§ **Provided entries**
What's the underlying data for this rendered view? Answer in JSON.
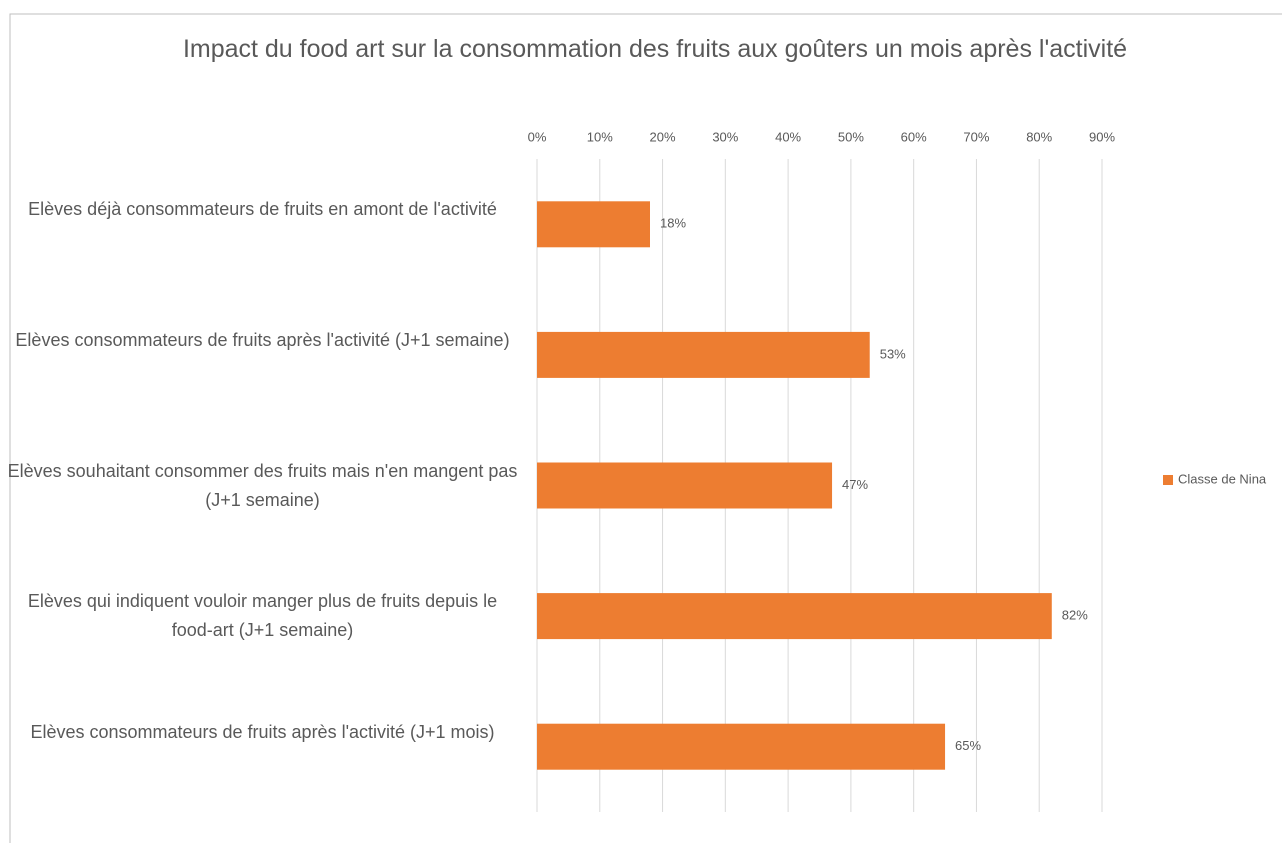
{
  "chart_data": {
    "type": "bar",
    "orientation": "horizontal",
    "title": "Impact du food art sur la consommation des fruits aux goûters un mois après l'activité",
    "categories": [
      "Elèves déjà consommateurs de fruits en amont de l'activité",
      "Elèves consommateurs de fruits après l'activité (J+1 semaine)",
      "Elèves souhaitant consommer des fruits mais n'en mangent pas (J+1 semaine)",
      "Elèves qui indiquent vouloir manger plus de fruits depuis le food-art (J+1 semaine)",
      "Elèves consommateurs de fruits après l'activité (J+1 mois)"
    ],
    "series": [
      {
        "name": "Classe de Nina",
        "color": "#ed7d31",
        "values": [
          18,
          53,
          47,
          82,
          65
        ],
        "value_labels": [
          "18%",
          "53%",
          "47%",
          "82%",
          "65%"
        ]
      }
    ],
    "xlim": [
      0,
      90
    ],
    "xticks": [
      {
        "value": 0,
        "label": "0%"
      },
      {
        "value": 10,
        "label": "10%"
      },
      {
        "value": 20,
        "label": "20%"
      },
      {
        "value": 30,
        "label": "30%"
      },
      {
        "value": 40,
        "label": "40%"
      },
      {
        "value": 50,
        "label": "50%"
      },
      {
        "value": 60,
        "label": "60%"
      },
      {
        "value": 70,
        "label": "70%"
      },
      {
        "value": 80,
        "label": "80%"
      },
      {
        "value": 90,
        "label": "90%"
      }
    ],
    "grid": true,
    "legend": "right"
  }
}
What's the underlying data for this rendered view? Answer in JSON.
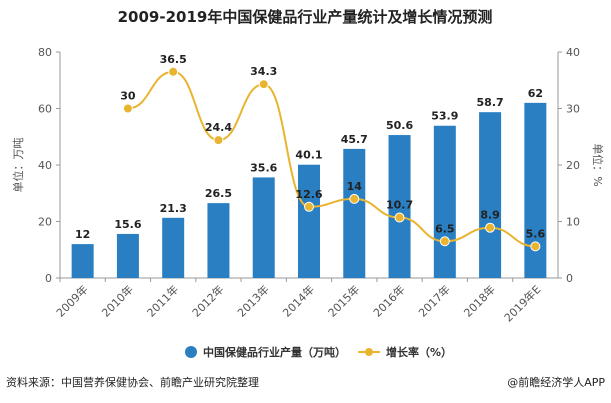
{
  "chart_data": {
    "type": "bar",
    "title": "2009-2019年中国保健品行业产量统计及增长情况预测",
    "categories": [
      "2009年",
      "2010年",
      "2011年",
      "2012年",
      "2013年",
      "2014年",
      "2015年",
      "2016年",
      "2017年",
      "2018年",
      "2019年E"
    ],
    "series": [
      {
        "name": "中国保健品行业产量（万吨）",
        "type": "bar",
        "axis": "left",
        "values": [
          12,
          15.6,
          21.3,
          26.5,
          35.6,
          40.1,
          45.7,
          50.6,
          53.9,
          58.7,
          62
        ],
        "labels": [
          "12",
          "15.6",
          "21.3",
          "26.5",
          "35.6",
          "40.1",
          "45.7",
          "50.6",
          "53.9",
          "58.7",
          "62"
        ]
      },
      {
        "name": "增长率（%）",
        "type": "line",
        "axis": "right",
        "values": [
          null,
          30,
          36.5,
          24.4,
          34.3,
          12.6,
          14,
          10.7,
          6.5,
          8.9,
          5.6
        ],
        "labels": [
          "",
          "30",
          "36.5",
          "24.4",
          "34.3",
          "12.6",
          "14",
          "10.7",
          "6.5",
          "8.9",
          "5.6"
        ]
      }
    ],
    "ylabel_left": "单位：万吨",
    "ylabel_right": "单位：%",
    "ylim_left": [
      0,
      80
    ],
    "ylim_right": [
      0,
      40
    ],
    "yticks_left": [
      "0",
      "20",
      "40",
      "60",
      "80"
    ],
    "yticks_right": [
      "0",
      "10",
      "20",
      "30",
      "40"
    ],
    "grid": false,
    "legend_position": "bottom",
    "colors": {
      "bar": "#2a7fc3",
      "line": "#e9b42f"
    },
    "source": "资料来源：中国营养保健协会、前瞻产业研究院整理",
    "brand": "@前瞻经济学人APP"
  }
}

§ **Job**
Extract every line of the data exactly; pictures stay out.

§ **Solution**
What's the underlying data for this rendered view? Answer in JSON.
{
  "chart_data": {
    "type": "bar",
    "orientation": "horizontal",
    "title": "Impact du food art sur la consommation des fruits aux goûters un mois après l'activité",
    "categories": [
      "Elèves déjà consommateurs de fruits en amont de l'activité",
      "Elèves consommateurs de fruits après l'activité (J+1 semaine)",
      "Elèves souhaitant consommer des fruits mais n'en mangent pas (J+1 semaine)",
      "Elèves qui indiquent vouloir manger plus de fruits depuis le food-art (J+1 semaine)",
      "Elèves consommateurs de fruits après l'activité (J+1 mois)"
    ],
    "series": [
      {
        "name": "Classe de Nina",
        "color": "#ed7d31",
        "values": [
          18,
          53,
          47,
          82,
          65
        ],
        "value_labels": [
          "18%",
          "53%",
          "47%",
          "82%",
          "65%"
        ]
      }
    ],
    "xlim": [
      0,
      90
    ],
    "xticks": [
      {
        "value": 0,
        "label": "0%"
      },
      {
        "value": 10,
        "label": "10%"
      },
      {
        "value": 20,
        "label": "20%"
      },
      {
        "value": 30,
        "label": "30%"
      },
      {
        "value": 40,
        "label": "40%"
      },
      {
        "value": 50,
        "label": "50%"
      },
      {
        "value": 60,
        "label": "60%"
      },
      {
        "value": 70,
        "label": "70%"
      },
      {
        "value": 80,
        "label": "80%"
      },
      {
        "value": 90,
        "label": "90%"
      }
    ],
    "grid": true,
    "legend": "right"
  }
}
What's the underlying data for this rendered view? Answer in JSON.
{
  "chart_data": {
    "type": "bar",
    "title": "2009-2019年中国保健品行业产量统计及增长情况预测",
    "categories": [
      "2009年",
      "2010年",
      "2011年",
      "2012年",
      "2013年",
      "2014年",
      "2015年",
      "2016年",
      "2017年",
      "2018年",
      "2019年E"
    ],
    "series": [
      {
        "name": "中国保健品行业产量（万吨）",
        "type": "bar",
        "axis": "left",
        "values": [
          12,
          15.6,
          21.3,
          26.5,
          35.6,
          40.1,
          45.7,
          50.6,
          53.9,
          58.7,
          62
        ],
        "labels": [
          "12",
          "15.6",
          "21.3",
          "26.5",
          "35.6",
          "40.1",
          "45.7",
          "50.6",
          "53.9",
          "58.7",
          "62"
        ]
      },
      {
        "name": "增长率（%）",
        "type": "line",
        "axis": "right",
        "values": [
          null,
          30,
          36.5,
          24.4,
          34.3,
          12.6,
          14,
          10.7,
          6.5,
          8.9,
          5.6
        ],
        "labels": [
          "",
          "30",
          "36.5",
          "24.4",
          "34.3",
          "12.6",
          "14",
          "10.7",
          "6.5",
          "8.9",
          "5.6"
        ]
      }
    ],
    "ylabel_left": "单位：万吨",
    "ylabel_right": "单位：%",
    "ylim_left": [
      0,
      80
    ],
    "ylim_right": [
      0,
      40
    ],
    "yticks_left": [
      "0",
      "20",
      "40",
      "60",
      "80"
    ],
    "yticks_right": [
      "0",
      "10",
      "20",
      "30",
      "40"
    ],
    "grid": false,
    "legend_position": "bottom",
    "colors": {
      "bar": "#2a7fc3",
      "line": "#e9b42f"
    },
    "source": "资料来源：中国营养保健协会、前瞻产业研究院整理",
    "brand": "@前瞻经济学人APP"
  }
}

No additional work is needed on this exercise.